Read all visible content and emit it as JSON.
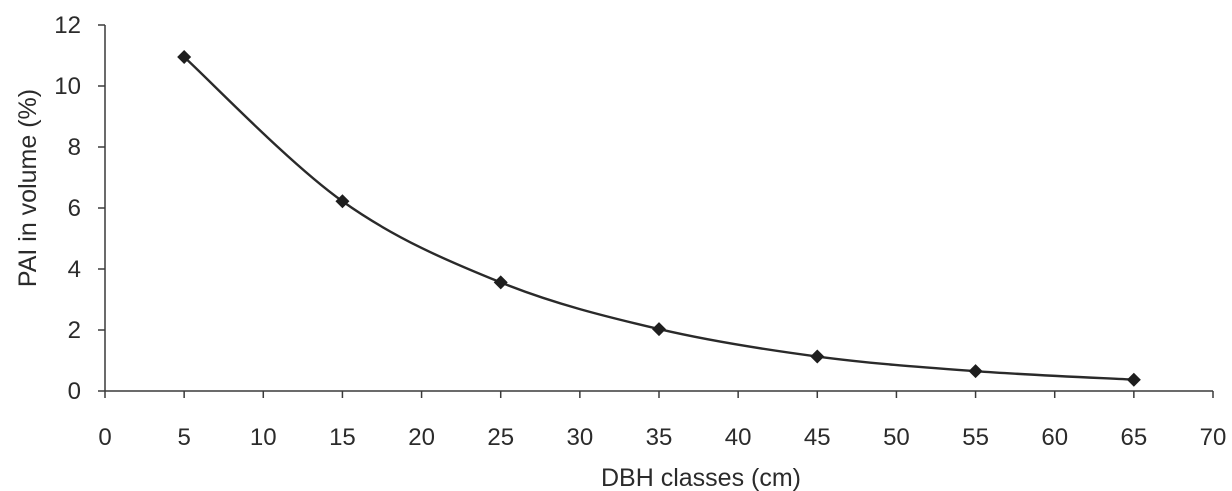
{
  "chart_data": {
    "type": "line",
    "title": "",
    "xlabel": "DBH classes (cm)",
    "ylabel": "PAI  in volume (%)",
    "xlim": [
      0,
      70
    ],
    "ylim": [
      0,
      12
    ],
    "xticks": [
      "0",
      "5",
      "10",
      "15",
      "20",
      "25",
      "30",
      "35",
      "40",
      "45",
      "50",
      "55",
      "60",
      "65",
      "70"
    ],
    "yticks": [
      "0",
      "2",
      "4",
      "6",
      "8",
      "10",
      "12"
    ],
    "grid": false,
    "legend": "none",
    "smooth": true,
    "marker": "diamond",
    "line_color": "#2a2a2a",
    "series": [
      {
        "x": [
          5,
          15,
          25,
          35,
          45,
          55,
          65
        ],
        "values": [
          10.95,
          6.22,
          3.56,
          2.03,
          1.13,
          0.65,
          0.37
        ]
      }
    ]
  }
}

- EXERCISE INSTRUCTIONS -
Repeat each line of the records above exactly, but do not copy the pictures.

- EXPECTED OUTPUT -
Read all visible content and emit it as JSON.
{
  "chart_data": {
    "type": "line",
    "title": "",
    "xlabel": "DBH classes (cm)",
    "ylabel": "PAI  in volume (%)",
    "xlim": [
      0,
      70
    ],
    "ylim": [
      0,
      12
    ],
    "xticks": [
      "0",
      "5",
      "10",
      "15",
      "20",
      "25",
      "30",
      "35",
      "40",
      "45",
      "50",
      "55",
      "60",
      "65",
      "70"
    ],
    "yticks": [
      "0",
      "2",
      "4",
      "6",
      "8",
      "10",
      "12"
    ],
    "grid": false,
    "legend": "none",
    "smooth": true,
    "marker": "diamond",
    "line_color": "#2a2a2a",
    "series": [
      {
        "x": [
          5,
          15,
          25,
          35,
          45,
          55,
          65
        ],
        "values": [
          10.95,
          6.22,
          3.56,
          2.03,
          1.13,
          0.65,
          0.37
        ]
      }
    ]
  }
}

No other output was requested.